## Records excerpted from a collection
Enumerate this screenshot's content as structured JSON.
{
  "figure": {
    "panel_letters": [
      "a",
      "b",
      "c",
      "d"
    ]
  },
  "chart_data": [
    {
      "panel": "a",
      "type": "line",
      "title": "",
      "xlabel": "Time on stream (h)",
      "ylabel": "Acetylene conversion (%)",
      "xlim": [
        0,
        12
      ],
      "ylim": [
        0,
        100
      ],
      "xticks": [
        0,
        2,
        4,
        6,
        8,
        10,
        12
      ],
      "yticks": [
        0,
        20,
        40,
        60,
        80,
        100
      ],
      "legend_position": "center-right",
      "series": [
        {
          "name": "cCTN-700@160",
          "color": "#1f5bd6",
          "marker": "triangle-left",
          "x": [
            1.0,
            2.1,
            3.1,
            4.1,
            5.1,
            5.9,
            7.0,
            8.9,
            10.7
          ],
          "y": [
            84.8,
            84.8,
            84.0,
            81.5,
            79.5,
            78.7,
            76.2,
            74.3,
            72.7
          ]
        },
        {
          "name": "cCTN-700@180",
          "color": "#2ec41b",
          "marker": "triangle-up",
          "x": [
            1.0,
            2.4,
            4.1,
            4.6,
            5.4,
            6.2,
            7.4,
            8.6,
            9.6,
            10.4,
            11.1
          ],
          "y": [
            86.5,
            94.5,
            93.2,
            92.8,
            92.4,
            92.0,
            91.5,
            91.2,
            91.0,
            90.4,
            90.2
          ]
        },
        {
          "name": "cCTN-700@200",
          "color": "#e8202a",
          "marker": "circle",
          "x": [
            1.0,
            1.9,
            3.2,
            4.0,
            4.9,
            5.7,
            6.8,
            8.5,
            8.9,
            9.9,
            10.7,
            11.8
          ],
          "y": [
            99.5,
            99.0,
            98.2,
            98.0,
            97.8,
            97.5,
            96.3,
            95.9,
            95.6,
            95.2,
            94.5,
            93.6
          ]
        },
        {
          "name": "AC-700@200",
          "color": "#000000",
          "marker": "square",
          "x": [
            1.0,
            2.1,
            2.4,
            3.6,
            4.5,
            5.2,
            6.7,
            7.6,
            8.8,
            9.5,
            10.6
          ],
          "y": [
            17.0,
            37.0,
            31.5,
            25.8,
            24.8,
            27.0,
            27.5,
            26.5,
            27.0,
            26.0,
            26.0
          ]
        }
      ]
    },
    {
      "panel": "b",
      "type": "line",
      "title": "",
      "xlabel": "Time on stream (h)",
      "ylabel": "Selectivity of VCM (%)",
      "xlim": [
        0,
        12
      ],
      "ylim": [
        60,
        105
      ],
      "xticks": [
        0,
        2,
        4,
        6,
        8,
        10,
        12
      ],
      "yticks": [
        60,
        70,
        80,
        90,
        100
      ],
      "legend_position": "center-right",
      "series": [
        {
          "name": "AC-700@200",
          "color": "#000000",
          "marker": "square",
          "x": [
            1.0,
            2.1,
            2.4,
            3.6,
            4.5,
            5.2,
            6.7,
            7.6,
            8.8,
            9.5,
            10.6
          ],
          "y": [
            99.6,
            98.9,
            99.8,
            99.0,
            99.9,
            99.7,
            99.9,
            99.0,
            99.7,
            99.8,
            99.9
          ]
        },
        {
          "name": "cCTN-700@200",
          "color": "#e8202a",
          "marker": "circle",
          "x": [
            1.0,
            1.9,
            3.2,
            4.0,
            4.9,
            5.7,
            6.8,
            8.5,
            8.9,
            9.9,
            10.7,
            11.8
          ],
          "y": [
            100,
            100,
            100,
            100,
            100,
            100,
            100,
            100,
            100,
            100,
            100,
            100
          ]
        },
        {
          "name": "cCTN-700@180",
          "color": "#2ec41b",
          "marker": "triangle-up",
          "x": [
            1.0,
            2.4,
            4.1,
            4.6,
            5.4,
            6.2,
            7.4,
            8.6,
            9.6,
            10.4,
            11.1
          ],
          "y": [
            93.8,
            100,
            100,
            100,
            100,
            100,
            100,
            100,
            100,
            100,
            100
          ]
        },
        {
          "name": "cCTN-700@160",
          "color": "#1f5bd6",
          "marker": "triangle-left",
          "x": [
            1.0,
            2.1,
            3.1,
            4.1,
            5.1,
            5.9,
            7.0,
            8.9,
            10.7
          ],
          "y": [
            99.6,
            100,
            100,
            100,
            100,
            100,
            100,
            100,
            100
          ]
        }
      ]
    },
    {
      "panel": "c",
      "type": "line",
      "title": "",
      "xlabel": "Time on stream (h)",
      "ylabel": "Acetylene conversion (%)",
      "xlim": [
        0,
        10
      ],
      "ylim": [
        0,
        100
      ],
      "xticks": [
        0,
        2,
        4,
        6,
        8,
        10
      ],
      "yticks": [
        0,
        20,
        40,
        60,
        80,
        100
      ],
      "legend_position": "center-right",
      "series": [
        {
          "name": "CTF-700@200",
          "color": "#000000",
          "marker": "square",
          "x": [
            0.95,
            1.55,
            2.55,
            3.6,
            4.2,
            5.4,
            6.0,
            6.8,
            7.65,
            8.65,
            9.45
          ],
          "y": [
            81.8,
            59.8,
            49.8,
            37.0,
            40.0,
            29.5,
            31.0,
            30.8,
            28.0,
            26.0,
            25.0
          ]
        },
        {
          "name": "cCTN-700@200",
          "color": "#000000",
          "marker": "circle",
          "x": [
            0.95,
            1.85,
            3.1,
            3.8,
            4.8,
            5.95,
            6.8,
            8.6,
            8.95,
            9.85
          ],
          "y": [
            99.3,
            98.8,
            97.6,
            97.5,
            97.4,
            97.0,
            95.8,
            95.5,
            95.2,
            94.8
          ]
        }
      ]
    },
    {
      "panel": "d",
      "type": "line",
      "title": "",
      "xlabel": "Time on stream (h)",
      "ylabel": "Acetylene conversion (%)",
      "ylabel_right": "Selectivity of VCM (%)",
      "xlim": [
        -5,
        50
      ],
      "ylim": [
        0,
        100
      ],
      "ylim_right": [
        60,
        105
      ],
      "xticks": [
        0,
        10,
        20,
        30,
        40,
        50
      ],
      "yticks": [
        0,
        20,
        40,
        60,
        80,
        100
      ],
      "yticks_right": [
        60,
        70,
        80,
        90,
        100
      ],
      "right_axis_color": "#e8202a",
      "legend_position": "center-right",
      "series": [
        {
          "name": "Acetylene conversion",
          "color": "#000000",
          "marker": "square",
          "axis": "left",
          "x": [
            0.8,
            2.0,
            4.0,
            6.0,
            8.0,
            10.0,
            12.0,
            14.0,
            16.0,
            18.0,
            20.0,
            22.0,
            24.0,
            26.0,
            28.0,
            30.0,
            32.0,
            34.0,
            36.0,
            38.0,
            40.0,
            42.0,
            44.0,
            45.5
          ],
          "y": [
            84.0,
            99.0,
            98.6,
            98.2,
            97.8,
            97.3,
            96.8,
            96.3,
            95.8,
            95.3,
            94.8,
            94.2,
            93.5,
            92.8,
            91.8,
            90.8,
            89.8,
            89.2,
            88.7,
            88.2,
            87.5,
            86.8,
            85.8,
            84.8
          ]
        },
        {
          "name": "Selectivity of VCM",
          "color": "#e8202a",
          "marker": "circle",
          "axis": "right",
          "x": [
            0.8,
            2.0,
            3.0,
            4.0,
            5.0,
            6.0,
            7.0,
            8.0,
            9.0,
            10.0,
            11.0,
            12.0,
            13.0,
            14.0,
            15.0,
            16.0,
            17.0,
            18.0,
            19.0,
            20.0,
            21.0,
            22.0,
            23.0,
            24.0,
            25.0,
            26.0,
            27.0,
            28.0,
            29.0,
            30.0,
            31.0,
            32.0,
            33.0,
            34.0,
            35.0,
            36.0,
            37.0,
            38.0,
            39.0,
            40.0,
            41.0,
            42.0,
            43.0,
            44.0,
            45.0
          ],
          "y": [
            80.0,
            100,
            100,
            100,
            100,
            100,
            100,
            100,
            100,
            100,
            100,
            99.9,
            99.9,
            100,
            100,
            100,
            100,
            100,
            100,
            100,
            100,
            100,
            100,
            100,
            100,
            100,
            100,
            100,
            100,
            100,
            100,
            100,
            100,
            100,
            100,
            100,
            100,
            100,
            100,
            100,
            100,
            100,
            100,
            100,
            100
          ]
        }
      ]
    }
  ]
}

## PROBLEM TO SOLVE
Select every line above that contains the word "Selectivity", and copy it.

## ANSWER TO THE TASK
      "ylabel": "Selectivity of VCM (%)",
      "ylabel_right": "Selectivity of VCM (%)",
          "name": "Selectivity of VCM",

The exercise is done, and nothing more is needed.